* EXERCISE BRIEF *
In the material below, list every line carrying the string "only".

* DATASET RECORDS *
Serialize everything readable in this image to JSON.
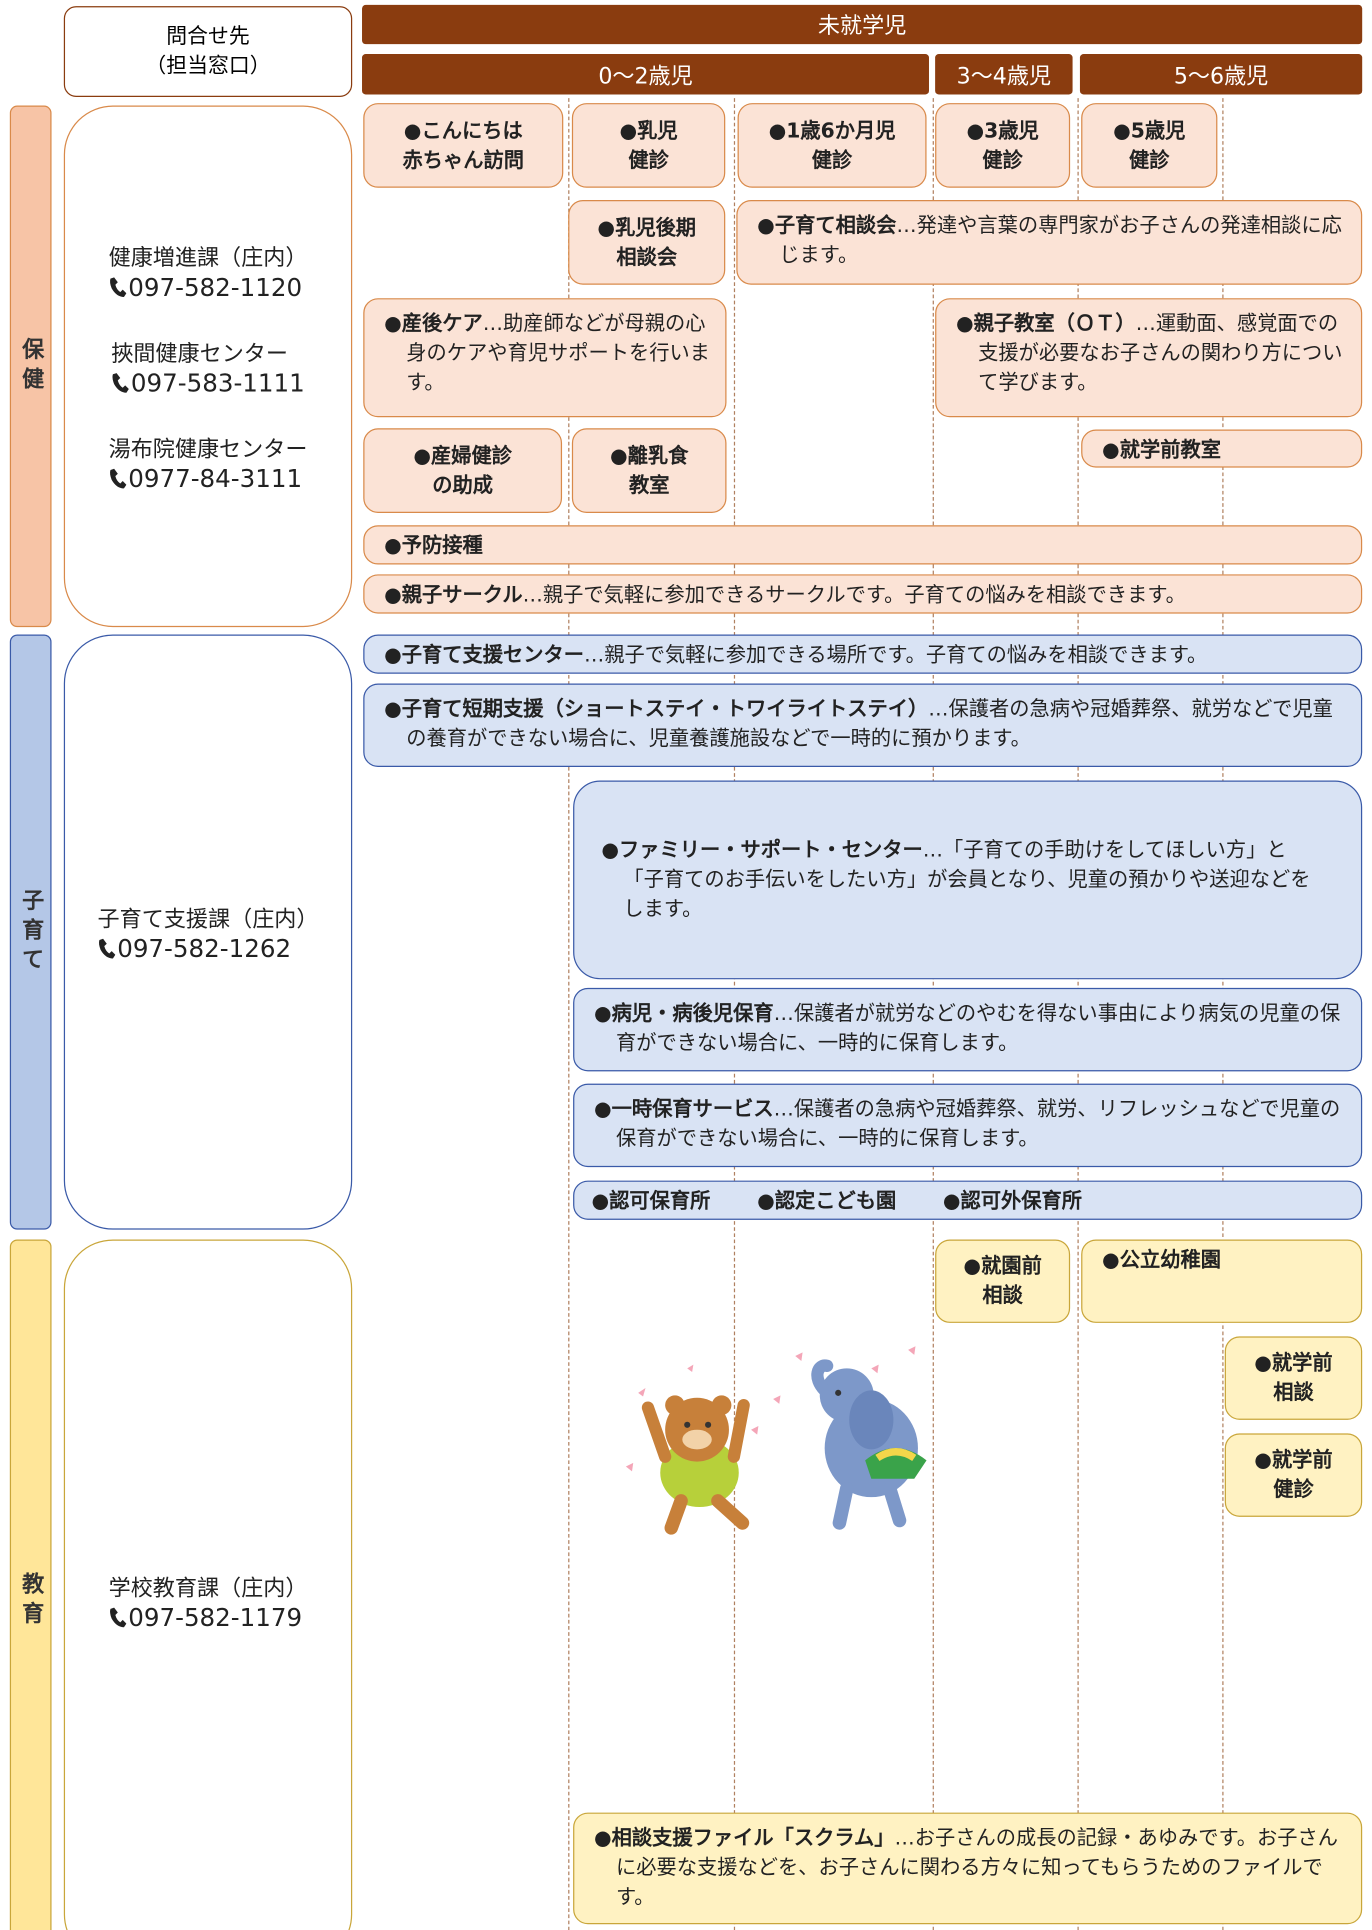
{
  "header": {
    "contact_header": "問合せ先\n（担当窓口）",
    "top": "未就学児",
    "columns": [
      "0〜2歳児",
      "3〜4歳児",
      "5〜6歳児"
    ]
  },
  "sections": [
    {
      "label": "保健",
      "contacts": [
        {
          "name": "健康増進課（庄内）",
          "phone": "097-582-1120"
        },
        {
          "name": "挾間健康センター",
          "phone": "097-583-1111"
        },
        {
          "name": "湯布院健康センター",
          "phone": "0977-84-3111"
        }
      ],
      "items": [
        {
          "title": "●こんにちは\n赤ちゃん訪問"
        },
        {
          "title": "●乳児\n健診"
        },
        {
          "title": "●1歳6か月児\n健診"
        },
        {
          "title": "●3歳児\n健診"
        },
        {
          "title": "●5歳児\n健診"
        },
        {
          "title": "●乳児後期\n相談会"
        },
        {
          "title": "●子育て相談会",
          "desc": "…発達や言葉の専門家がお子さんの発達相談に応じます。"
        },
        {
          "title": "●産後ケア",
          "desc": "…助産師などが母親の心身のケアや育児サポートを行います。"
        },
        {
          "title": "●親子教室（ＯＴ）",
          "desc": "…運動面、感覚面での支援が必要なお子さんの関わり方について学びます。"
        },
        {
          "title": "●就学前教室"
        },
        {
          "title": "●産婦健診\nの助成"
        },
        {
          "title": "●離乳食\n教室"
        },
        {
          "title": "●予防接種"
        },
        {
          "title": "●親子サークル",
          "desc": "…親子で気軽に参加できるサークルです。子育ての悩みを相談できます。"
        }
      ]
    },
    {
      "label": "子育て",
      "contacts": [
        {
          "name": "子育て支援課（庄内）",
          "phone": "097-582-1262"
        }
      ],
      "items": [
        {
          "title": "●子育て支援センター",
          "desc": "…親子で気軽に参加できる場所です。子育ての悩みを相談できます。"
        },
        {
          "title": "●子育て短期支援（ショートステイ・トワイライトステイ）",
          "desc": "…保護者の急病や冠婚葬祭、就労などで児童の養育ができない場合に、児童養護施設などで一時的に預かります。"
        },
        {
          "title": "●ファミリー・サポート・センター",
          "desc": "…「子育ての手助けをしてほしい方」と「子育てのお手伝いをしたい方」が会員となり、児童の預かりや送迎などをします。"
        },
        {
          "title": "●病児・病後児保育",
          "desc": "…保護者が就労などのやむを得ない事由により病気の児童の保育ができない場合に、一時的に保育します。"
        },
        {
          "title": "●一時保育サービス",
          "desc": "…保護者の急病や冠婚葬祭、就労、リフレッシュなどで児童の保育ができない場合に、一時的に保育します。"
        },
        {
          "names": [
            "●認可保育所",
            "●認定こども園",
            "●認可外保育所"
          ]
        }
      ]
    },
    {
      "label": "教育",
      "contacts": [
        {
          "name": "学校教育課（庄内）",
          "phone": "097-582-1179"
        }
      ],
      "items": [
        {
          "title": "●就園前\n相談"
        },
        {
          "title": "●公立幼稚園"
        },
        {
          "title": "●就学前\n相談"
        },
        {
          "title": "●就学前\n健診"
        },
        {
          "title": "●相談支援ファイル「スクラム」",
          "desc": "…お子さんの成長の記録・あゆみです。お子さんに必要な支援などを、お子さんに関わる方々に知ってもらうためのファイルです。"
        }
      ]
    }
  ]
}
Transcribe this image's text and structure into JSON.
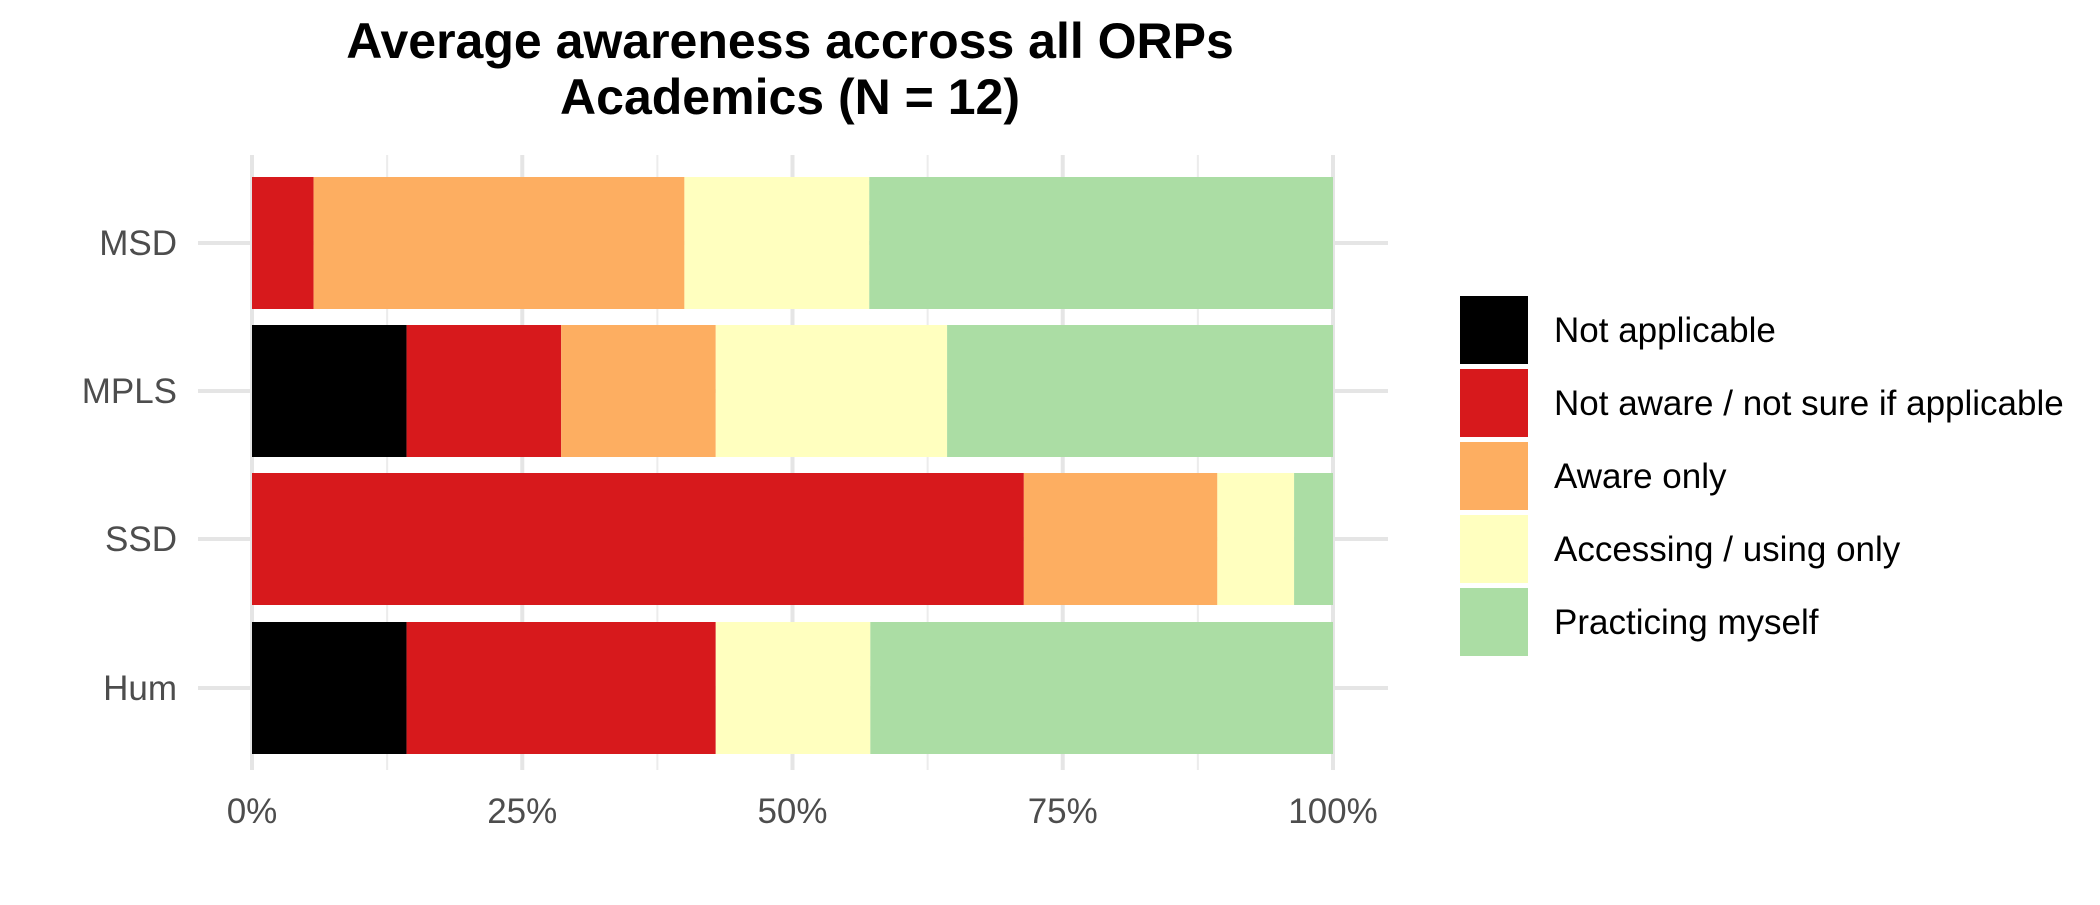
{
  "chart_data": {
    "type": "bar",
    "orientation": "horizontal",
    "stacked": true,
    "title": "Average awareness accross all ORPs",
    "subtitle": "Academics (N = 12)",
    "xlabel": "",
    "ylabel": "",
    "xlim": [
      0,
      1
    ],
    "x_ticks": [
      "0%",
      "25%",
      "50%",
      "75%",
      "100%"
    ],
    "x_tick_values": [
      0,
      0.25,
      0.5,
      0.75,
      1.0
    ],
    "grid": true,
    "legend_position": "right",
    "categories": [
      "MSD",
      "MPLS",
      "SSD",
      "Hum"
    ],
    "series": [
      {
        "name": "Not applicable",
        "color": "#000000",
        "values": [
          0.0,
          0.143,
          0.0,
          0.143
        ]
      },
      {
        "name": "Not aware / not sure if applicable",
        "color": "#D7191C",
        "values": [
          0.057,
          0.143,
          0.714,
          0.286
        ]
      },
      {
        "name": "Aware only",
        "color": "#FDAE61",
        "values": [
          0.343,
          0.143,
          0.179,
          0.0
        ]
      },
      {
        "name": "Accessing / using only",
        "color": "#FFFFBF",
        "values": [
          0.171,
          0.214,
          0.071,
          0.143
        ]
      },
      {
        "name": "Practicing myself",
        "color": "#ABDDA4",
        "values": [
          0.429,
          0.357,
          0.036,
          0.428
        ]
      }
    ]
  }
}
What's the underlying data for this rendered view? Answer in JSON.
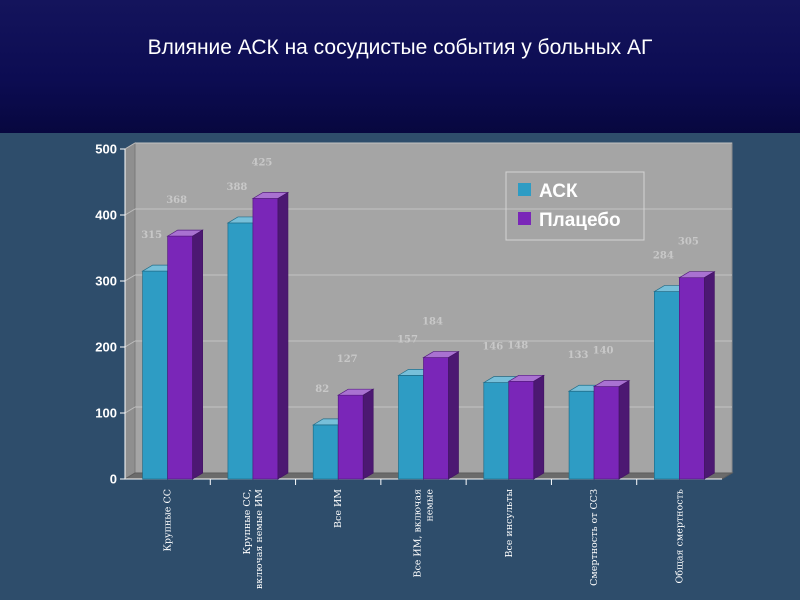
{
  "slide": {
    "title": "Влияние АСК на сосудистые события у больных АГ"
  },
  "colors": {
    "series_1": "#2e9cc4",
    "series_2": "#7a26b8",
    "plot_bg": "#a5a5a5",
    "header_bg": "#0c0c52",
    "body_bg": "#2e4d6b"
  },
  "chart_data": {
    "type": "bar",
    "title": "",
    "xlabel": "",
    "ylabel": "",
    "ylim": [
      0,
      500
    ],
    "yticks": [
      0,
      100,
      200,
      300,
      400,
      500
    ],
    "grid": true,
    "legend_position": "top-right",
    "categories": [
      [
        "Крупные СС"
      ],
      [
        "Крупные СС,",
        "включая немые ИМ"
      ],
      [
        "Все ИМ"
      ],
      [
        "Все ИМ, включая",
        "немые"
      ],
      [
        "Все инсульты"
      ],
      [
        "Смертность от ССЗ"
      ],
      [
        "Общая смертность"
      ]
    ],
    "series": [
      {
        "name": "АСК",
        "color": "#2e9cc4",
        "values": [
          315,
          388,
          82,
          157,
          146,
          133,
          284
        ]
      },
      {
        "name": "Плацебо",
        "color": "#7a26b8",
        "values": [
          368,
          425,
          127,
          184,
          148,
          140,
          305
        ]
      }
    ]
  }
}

* THE OUTPUT *
        "name": "Aware only",
        "name": "Accessing / using only",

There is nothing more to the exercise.